* TASK *
Give back all the data exactly, line by line.

* RECORDS SUPPLIED *
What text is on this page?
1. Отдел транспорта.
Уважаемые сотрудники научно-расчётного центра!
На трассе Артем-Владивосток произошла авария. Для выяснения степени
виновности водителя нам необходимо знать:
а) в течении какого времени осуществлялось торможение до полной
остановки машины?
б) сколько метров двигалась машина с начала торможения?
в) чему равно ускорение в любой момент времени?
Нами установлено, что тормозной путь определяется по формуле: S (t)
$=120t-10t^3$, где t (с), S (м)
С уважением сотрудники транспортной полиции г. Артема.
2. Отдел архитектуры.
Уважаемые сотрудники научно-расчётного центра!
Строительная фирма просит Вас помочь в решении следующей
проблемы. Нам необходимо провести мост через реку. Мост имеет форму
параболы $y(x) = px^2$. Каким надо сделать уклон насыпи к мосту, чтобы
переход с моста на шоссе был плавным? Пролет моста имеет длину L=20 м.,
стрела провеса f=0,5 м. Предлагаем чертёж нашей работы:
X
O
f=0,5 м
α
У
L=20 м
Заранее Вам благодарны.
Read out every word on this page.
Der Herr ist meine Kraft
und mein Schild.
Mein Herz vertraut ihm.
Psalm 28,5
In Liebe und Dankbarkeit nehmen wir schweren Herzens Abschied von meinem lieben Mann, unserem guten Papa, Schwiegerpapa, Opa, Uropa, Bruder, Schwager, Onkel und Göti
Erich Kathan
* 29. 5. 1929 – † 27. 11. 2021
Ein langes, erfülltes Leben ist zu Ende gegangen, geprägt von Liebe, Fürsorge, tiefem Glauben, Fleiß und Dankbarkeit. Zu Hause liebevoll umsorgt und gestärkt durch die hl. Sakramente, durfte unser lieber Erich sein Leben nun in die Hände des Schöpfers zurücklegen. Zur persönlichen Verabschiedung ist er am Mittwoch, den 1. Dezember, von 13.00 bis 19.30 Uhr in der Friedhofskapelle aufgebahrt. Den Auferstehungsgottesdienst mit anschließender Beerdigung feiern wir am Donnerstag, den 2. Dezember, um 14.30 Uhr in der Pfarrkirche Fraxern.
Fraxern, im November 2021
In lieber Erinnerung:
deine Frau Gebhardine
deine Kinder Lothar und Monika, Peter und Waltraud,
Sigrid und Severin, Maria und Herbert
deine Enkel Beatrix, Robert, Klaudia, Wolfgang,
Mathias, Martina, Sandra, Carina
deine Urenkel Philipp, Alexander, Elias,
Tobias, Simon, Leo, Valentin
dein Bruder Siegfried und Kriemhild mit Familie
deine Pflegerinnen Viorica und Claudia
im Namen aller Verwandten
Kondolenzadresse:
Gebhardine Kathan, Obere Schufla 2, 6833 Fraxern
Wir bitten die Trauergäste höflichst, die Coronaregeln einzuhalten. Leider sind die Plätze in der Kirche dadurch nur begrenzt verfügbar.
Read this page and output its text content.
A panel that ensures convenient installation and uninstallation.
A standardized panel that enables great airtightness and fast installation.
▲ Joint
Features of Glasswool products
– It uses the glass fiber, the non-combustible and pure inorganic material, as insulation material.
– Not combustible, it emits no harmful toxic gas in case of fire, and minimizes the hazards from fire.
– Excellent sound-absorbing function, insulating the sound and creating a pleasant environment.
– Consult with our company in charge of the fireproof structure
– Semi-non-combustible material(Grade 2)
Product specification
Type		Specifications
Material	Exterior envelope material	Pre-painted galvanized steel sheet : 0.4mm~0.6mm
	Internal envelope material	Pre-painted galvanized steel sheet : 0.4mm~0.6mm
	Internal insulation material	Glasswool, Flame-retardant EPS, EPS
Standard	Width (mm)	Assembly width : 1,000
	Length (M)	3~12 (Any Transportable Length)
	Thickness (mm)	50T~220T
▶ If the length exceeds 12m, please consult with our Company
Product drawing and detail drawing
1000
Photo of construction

* THE RESULT *
What text is on this page?
1. Отдел транспорта.
Уважаемые сотрудники научно-расчётного центра!
На трассе Артем-Владивосток произошла авария. Для выяснения степени
виновности водителя нам необходимо знать:
а) в течении какого времени осуществлялось торможение до полной
остановки машины?
б) сколько метров двигалась машина с начала торможения?
в) чему равно ускорение в любой момент времени?
Нами установлено, что тормозной путь определяется по формуле: S (t)
$=120t-10t^3$, где t (с), S (м)
С уважением сотрудники транспортной полиции г. Артема.
2. Отдел архитектуры.
Уважаемые сотрудники научно-расчётного центра!
Строительная фирма просит Вас помочь в решении следующей
проблемы. Нам необходимо провести мост через реку. Мост имеет форму
параболы $y(x) = px^2$. Каким надо сделать уклон насыпи к мосту, чтобы
переход с моста на шоссе был плавным? Пролет моста имеет длину L=20 м.,
стрела провеса f=0,5 м. Предлагаем чертёж нашей работы:
X
O
f=0,5 м
α
У
L=20 м
Заранее Вам благодарны.
Read out every word on this page.
Der Herr ist meine Kraft
und mein Schild.
Mein Herz vertraut ihm.
Psalm 28,5
In Liebe und Dankbarkeit nehmen wir schweren Herzens Abschied von meinem lieben Mann, unserem guten Papa, Schwiegerpapa, Opa, Uropa, Bruder, Schwager, Onkel und Göti
Erich Kathan
* 29. 5. 1929 – † 27. 11. 2021
Ein langes, erfülltes Leben ist zu Ende gegangen, geprägt von Liebe, Fürsorge, tiefem Glauben, Fleiß und Dankbarkeit. Zu Hause liebevoll umsorgt und gestärkt durch die hl. Sakramente, durfte unser lieber Erich sein Leben nun in die Hände des Schöpfers zurücklegen. Zur persönlichen Verabschiedung ist er am Mittwoch, den 1. Dezember, von 13.00 bis 19.30 Uhr in der Friedhofskapelle aufgebahrt. Den Auferstehungsgottesdienst mit anschließender Beerdigung feiern wir am Donnerstag, den 2. Dezember, um 14.30 Uhr in der Pfarrkirche Fraxern.
Fraxern, im November 2021
In lieber Erinnerung:
deine Frau Gebhardine
deine Kinder Lothar und Monika, Peter und Waltraud,
Sigrid und Severin, Maria und Herbert
deine Enkel Beatrix, Robert, Klaudia, Wolfgang,
Mathias, Martina, Sandra, Carina
deine Urenkel Philipp, Alexander, Elias,
Tobias, Simon, Leo, Valentin
dein Bruder Siegfried und Kriemhild mit Familie
deine Pflegerinnen Viorica und Claudia
im Namen aller Verwandten
Kondolenzadresse:
Gebhardine Kathan, Obere Schufla 2, 6833 Fraxern
Wir bitten die Trauergäste höflichst, die Coronaregeln einzuhalten. Leider sind die Plätze in der Kirche dadurch nur begrenzt verfügbar.
Read this page and output its text content.
A panel that ensures convenient installation and uninstallation.
A standardized panel that enables great airtightness and fast installation.
▲ Joint
Features of Glasswool products
– It uses the glass fiber, the non-combustible and pure inorganic material, as insulation material.
– Not combustible, it emits no harmful toxic gas in case of fire, and minimizes the hazards from fire.
– Excellent sound-absorbing function, insulating the sound and creating a pleasant environment.
– Consult with our company in charge of the fireproof structure
– Semi-non-combustible material(Grade 2)
Product specification
Type		Specifications
Material	Exterior envelope material	Pre-painted galvanized steel sheet : 0.4mm~0.6mm
	Internal envelope material	Pre-painted galvanized steel sheet : 0.4mm~0.6mm
	Internal insulation material	Glasswool, Flame-retardant EPS, EPS
Standard	Width (mm)	Assembly width : 1,000
	Length (M)	3~12 (Any Transportable Length)
	Thickness (mm)	50T~220T
▶ If the length exceeds 12m, please consult with our Company
Product drawing and detail drawing
1000
Photo of construction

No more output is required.